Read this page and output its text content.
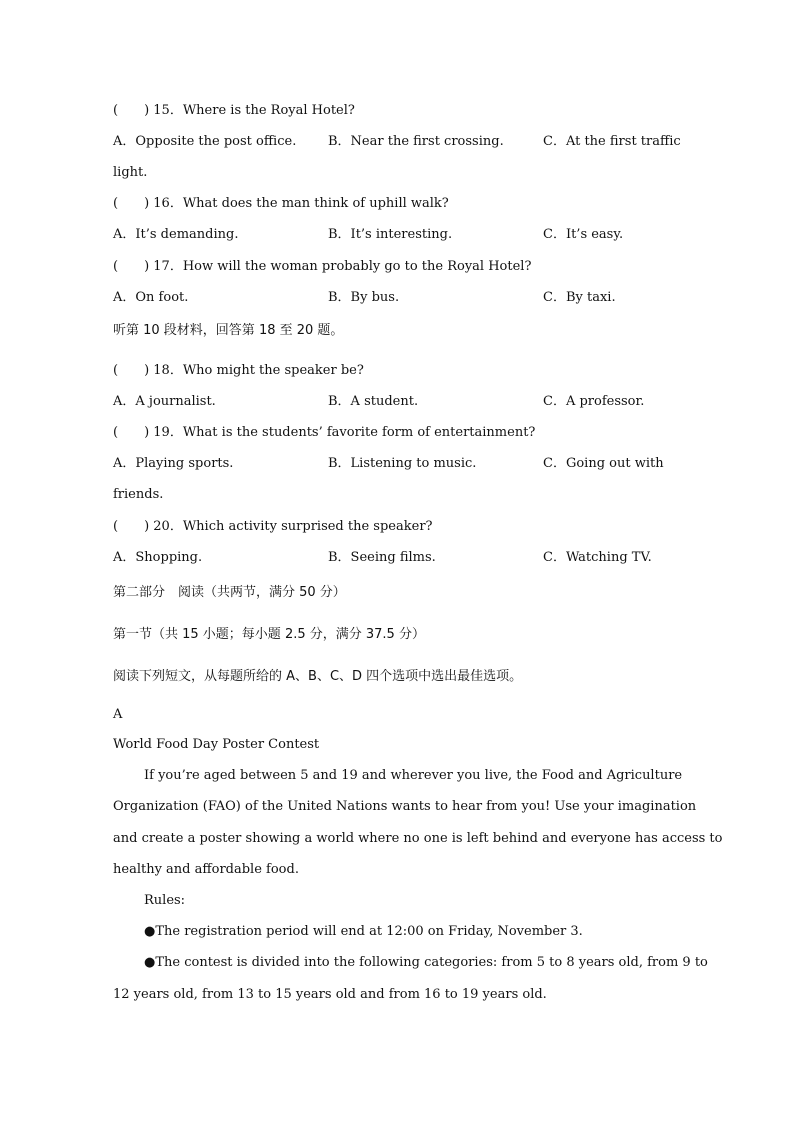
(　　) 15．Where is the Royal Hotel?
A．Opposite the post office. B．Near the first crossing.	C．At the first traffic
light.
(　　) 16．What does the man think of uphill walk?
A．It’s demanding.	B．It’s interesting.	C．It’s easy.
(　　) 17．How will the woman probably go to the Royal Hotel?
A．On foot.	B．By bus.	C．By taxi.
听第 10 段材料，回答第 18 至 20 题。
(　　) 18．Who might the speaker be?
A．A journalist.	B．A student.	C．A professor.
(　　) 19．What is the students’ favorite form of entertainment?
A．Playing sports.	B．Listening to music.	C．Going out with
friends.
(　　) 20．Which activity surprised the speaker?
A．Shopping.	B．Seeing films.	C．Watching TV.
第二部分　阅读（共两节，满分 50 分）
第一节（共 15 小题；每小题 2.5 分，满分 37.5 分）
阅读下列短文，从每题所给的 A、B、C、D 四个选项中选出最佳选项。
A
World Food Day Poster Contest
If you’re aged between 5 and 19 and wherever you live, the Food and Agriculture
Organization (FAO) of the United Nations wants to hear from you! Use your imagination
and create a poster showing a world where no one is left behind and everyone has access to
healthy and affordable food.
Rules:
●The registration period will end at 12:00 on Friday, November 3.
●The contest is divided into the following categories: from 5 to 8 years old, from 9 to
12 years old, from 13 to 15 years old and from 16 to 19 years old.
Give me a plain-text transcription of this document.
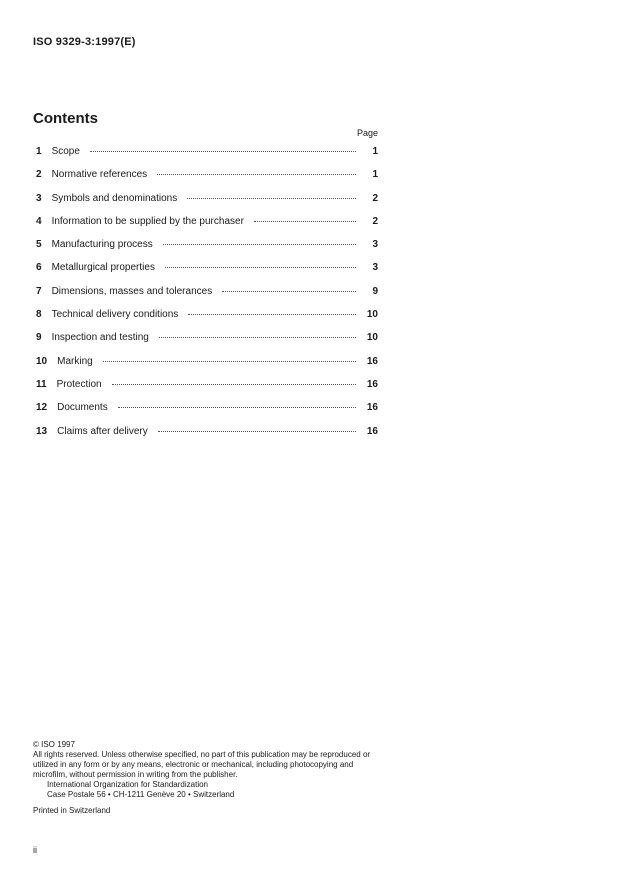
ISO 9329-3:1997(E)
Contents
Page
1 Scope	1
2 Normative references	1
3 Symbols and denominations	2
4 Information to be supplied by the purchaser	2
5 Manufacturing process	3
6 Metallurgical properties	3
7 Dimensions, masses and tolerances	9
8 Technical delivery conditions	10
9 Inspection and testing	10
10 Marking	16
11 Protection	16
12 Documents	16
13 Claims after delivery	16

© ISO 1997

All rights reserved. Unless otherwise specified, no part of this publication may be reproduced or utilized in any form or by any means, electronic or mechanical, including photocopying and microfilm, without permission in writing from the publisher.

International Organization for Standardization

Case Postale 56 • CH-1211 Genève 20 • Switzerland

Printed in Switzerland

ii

→ Work to be completed:
Copy out each line of the data containing the string "Royal".

→ Response:
(　　) 15．Where is the Royal Hotel?
(　　) 17．How will the woman probably go to the Royal Hotel?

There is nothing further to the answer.